EXCERPTED DATA:
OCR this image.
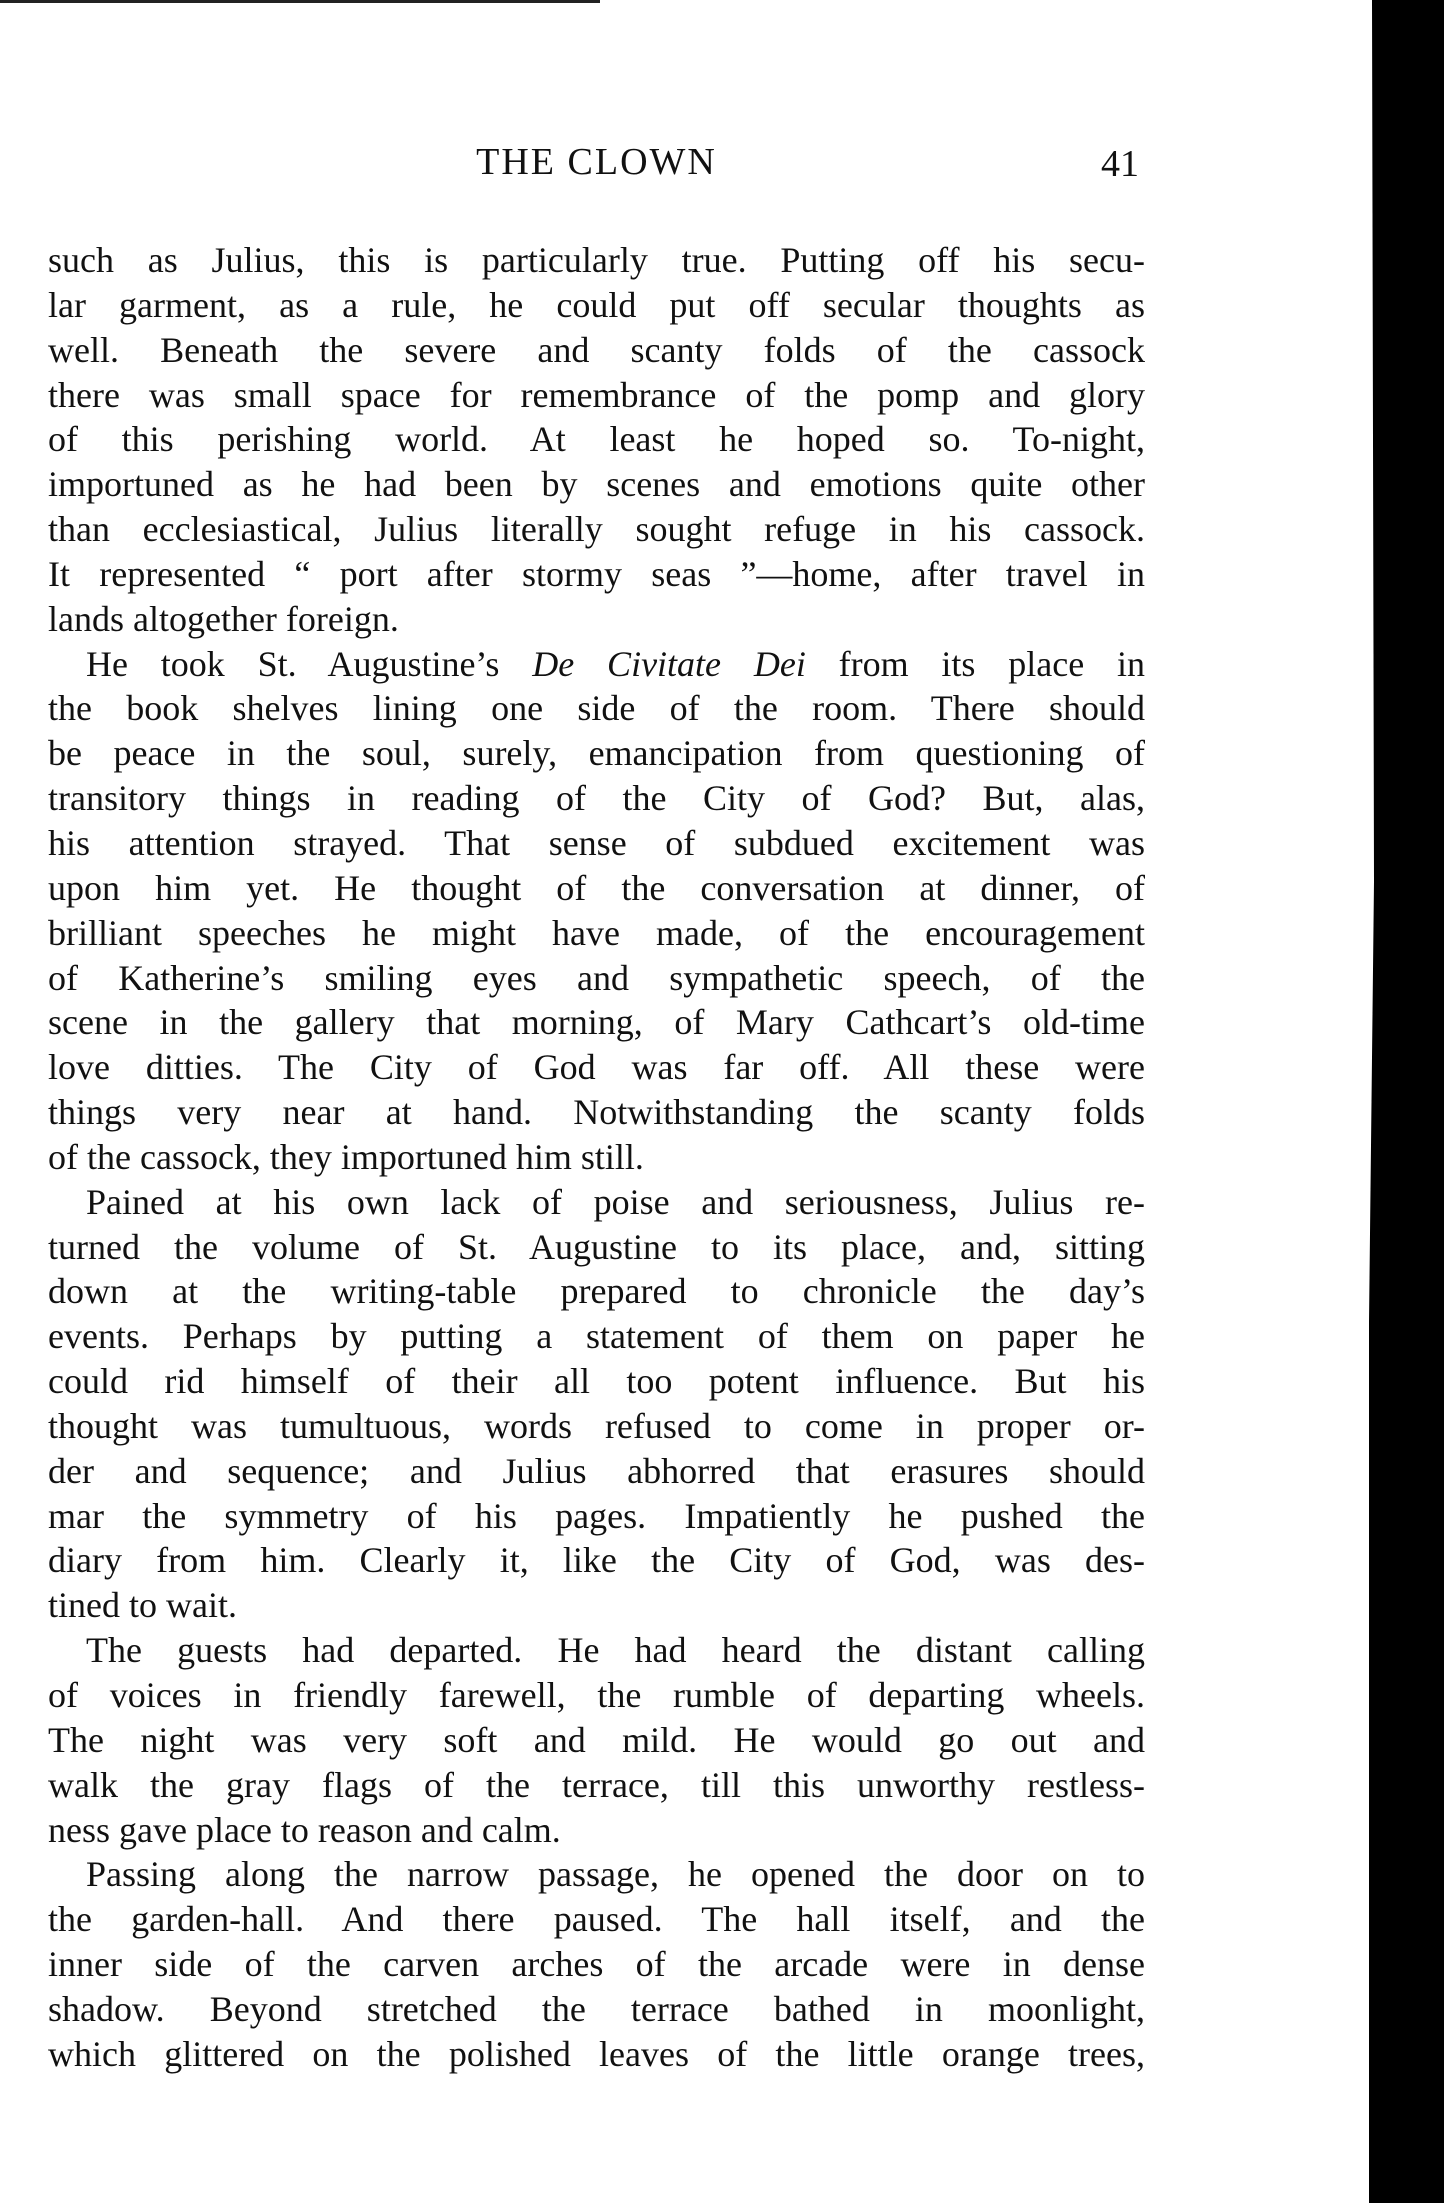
THE CLOWN	41
such as Julius, this is particularly true. Putting off his secu-
lar garment, as a rule, he could put off secular thoughts as
well. Beneath the severe and scanty folds of the cassock
there was small space for remembrance of the pomp and glory
of this perishing world. At least he hoped so. To-night,
importuned as he had been by scenes and emotions quite other
than ecclesiastical, Julius literally sought refuge in his cassock.
It represented “ port after stormy seas ”—home, after travel in
lands altogether foreign.
He took St. Augustine’s De Civitate Dei from its place in
the book shelves lining one side of the room. There should
be peace in the soul, surely, emancipation from questioning of
transitory things in reading of the City of God? But, alas,
his attention strayed. That sense of subdued excitement was
upon him yet. He thought of the conversation at dinner, of
brilliant speeches he might have made, of the encouragement
of Katherine’s smiling eyes and sympathetic speech, of the
scene in the gallery that morning, of Mary Cathcart’s old-time
love ditties. The City of God was far off. All these were
things very near at hand. Notwithstanding the scanty folds
of the cassock, they importuned him still.
Pained at his own lack of poise and seriousness, Julius re-
turned the volume of St. Augustine to its place, and, sitting
down at the writing-table prepared to chronicle the day’s
events. Perhaps by putting a statement of them on paper he
could rid himself of their all too potent influence. But his
thought was tumultuous, words refused to come in proper or-
der and sequence; and Julius abhorred that erasures should
mar the symmetry of his pages. Impatiently he pushed the
diary from him. Clearly it, like the City of God, was des-
tined to wait.
The guests had departed. He had heard the distant calling
of voices in friendly farewell, the rumble of departing wheels.
The night was very soft and mild. He would go out and
walk the gray flags of the terrace, till this unworthy restless-
ness gave place to reason and calm.
Passing along the narrow passage, he opened the door on to
the garden-hall. And there paused. The hall itself, and the
inner side of the carven arches of the arcade were in dense
shadow. Beyond stretched the terrace bathed in moonlight,
which glittered on the polished leaves of the little orange trees,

PROBLEM DETAILS:
Within the records above, how many lines include the word "folds"? State the number by itself.

TASK RESULT:
2